── Excerpted records

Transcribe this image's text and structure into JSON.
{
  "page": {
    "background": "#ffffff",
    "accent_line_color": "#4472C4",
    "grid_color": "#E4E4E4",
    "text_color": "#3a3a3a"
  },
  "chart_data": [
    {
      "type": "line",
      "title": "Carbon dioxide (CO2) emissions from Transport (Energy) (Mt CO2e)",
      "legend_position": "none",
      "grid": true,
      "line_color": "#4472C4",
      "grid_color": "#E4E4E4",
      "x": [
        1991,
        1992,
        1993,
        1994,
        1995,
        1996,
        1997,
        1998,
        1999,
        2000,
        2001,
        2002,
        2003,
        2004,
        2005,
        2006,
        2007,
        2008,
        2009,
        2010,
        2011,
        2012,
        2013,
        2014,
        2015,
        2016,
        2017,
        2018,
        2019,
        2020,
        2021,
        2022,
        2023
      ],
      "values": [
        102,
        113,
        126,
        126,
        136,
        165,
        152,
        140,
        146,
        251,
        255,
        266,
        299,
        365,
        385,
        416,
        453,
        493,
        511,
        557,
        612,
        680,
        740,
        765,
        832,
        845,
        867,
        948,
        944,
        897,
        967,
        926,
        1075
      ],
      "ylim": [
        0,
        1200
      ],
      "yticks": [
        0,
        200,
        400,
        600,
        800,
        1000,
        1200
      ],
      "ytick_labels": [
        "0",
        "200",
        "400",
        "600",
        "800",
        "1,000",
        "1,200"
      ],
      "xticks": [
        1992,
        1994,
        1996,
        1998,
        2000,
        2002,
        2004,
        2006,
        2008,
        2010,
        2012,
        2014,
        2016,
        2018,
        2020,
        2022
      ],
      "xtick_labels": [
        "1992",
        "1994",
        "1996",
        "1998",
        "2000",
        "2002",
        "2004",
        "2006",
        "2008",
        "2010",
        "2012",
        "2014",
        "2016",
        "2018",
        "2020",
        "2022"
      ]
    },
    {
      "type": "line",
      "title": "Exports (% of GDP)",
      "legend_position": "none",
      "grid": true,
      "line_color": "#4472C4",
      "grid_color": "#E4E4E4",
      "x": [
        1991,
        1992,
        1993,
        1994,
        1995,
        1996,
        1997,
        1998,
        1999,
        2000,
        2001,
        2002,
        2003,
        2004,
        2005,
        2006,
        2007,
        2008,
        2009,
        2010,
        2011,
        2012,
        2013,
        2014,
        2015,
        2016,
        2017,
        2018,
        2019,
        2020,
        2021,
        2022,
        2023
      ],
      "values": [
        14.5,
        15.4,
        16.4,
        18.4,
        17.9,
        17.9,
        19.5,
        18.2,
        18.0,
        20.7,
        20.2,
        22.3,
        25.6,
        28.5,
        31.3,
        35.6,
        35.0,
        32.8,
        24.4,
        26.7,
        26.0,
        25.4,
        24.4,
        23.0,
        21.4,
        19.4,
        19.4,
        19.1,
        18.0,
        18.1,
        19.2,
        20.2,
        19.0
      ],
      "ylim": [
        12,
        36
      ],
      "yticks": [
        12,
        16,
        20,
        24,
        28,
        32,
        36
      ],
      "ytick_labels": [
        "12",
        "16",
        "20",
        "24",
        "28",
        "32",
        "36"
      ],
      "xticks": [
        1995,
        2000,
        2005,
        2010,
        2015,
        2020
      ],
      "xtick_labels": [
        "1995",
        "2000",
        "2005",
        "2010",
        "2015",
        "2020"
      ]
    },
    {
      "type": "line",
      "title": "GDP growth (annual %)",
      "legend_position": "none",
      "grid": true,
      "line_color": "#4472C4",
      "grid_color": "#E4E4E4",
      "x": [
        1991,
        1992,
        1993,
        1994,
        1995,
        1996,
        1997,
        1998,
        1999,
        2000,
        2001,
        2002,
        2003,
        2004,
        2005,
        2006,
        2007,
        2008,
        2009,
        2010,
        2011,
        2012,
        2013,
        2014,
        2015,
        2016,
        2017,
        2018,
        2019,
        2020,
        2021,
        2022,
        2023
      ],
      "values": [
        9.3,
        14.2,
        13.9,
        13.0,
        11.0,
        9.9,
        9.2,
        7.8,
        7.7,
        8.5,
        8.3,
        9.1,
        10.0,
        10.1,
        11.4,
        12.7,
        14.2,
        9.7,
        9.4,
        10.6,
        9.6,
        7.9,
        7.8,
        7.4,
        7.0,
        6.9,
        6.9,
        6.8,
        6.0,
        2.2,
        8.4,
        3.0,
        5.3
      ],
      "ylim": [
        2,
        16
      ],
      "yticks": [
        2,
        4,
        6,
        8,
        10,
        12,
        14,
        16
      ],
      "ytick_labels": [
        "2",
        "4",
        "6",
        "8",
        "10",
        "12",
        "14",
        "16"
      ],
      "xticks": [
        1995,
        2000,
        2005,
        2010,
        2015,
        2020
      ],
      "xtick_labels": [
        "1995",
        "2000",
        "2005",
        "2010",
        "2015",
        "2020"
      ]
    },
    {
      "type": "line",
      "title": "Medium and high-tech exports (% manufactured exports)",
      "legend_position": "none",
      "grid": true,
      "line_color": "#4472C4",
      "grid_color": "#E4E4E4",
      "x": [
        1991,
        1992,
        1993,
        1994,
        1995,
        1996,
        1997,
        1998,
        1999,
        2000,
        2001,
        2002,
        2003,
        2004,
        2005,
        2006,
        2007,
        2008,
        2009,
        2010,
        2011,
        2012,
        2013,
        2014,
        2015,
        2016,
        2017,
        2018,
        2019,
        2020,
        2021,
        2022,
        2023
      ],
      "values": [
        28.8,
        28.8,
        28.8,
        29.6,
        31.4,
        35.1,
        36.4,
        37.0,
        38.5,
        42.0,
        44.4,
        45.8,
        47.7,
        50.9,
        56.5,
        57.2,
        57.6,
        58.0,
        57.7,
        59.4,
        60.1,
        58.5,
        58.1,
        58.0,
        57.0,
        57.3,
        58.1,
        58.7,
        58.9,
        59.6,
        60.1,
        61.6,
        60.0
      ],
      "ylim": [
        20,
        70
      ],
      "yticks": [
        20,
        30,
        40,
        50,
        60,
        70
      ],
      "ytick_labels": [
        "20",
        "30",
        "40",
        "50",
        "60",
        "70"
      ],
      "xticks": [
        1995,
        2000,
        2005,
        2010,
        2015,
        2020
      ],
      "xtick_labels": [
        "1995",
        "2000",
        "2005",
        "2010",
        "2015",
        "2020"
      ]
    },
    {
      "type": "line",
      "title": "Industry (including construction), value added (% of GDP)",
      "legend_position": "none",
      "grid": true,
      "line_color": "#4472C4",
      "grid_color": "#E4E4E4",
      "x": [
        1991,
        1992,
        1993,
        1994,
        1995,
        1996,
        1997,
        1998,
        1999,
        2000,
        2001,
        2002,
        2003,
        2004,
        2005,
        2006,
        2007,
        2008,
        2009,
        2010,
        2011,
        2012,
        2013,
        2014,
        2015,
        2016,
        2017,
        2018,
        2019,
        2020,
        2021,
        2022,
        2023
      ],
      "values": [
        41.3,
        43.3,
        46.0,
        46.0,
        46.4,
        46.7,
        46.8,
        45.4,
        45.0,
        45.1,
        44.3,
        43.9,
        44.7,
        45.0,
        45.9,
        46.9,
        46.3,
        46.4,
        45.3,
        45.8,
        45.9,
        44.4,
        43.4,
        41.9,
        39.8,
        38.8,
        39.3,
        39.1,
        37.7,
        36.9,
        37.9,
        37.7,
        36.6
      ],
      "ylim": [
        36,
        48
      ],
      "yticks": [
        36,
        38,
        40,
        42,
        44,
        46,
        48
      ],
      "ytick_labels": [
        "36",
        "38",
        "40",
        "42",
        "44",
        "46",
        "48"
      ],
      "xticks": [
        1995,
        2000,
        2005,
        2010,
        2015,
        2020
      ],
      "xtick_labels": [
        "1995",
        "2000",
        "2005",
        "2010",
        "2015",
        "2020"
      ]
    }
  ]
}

────

■ The problem: Work out how many lines of the listing above include the word "title". Reply with nothing but the count.

■ Solved exercise: 5